■ Instruction
List the lines of this listing that hold the word "messages".

═════ Data listing ═════

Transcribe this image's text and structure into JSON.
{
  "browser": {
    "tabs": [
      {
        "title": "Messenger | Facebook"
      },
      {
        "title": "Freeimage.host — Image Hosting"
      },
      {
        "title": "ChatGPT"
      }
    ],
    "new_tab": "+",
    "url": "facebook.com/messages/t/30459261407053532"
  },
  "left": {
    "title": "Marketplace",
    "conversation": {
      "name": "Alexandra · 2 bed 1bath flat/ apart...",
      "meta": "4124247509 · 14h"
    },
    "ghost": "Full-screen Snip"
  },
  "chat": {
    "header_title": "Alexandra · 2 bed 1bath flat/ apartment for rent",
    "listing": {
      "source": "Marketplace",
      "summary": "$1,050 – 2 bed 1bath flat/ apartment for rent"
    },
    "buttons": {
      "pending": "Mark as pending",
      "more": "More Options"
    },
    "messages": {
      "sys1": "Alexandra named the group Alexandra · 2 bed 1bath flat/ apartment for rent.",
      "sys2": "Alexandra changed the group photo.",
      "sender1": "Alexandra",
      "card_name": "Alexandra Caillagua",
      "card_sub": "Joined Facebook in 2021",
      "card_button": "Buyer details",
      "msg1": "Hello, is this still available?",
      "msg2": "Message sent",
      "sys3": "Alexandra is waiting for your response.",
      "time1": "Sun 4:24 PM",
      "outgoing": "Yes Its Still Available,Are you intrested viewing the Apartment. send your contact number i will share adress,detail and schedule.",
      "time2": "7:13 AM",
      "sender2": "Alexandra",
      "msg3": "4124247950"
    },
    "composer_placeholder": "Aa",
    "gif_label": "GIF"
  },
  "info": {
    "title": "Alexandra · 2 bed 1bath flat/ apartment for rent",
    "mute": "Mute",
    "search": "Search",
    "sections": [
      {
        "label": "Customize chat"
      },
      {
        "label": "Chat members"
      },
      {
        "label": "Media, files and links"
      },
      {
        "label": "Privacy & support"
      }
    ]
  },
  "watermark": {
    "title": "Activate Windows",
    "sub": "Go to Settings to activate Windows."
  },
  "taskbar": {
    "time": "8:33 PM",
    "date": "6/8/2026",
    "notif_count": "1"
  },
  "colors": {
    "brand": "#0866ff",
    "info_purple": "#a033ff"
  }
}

═════

■ Result of this exercise
    "url": "facebook.com/messages/t/30459261407053532"
    "messages": {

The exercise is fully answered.